***** Items *****

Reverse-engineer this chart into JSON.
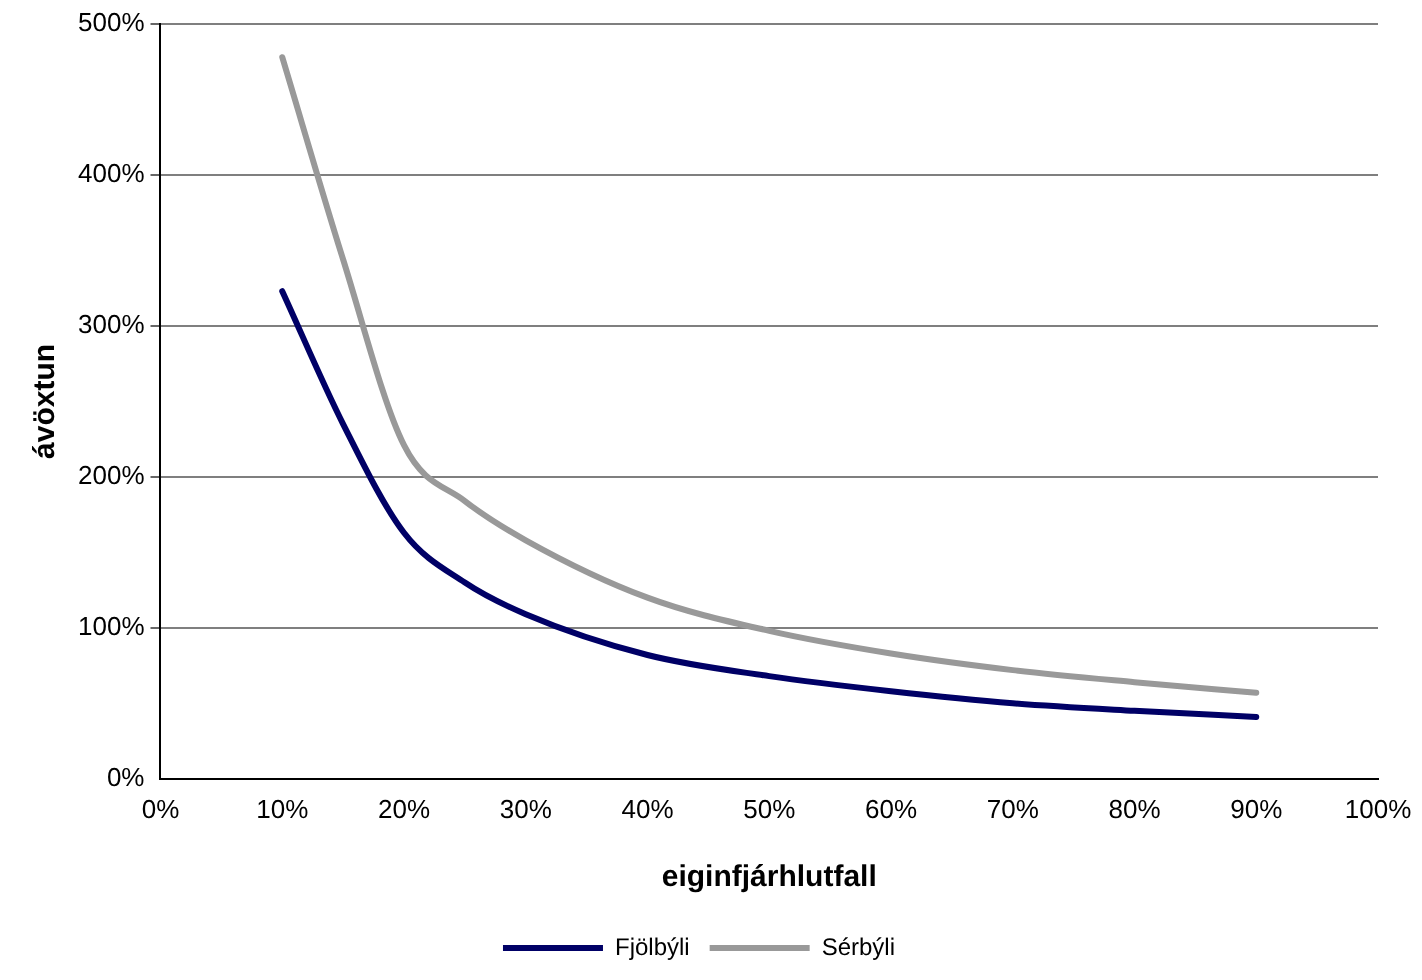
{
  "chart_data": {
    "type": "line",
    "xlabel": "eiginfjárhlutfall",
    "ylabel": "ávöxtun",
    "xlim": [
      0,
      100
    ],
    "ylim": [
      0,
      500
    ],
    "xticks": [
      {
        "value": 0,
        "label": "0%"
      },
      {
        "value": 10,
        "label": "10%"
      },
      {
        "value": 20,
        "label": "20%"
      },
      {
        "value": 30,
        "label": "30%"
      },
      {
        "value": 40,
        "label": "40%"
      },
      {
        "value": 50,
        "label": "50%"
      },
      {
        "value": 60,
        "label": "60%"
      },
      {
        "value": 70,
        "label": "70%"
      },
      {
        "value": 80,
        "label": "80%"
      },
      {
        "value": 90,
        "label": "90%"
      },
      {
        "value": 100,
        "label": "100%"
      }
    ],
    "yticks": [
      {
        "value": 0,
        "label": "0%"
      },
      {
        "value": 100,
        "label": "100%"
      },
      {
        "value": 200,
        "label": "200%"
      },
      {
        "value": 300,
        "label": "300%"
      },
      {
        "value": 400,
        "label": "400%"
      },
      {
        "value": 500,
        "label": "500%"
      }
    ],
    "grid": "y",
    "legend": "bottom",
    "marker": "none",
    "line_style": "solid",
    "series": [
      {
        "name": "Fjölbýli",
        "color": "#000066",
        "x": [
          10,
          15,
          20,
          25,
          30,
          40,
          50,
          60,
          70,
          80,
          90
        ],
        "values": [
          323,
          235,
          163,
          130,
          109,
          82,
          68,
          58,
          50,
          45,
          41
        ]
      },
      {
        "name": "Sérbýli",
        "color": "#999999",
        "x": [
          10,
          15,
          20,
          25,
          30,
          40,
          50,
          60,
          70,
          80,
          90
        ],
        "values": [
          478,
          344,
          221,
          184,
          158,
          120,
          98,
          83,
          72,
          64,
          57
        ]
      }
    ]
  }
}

*****

What the task requires: Retype the whole listing exactly and leave the pictures out.

Final result:
Reverse-engineer this chart into JSON.
{
  "chart_data": {
    "type": "line",
    "xlabel": "eiginfjárhlutfall",
    "ylabel": "ávöxtun",
    "xlim": [
      0,
      100
    ],
    "ylim": [
      0,
      500
    ],
    "xticks": [
      {
        "value": 0,
        "label": "0%"
      },
      {
        "value": 10,
        "label": "10%"
      },
      {
        "value": 20,
        "label": "20%"
      },
      {
        "value": 30,
        "label": "30%"
      },
      {
        "value": 40,
        "label": "40%"
      },
      {
        "value": 50,
        "label": "50%"
      },
      {
        "value": 60,
        "label": "60%"
      },
      {
        "value": 70,
        "label": "70%"
      },
      {
        "value": 80,
        "label": "80%"
      },
      {
        "value": 90,
        "label": "90%"
      },
      {
        "value": 100,
        "label": "100%"
      }
    ],
    "yticks": [
      {
        "value": 0,
        "label": "0%"
      },
      {
        "value": 100,
        "label": "100%"
      },
      {
        "value": 200,
        "label": "200%"
      },
      {
        "value": 300,
        "label": "300%"
      },
      {
        "value": 400,
        "label": "400%"
      },
      {
        "value": 500,
        "label": "500%"
      }
    ],
    "grid": "y",
    "legend": "bottom",
    "marker": "none",
    "line_style": "solid",
    "series": [
      {
        "name": "Fjölbýli",
        "color": "#000066",
        "x": [
          10,
          15,
          20,
          25,
          30,
          40,
          50,
          60,
          70,
          80,
          90
        ],
        "values": [
          323,
          235,
          163,
          130,
          109,
          82,
          68,
          58,
          50,
          45,
          41
        ]
      },
      {
        "name": "Sérbýli",
        "color": "#999999",
        "x": [
          10,
          15,
          20,
          25,
          30,
          40,
          50,
          60,
          70,
          80,
          90
        ],
        "values": [
          478,
          344,
          221,
          184,
          158,
          120,
          98,
          83,
          72,
          64,
          57
        ]
      }
    ]
  }
}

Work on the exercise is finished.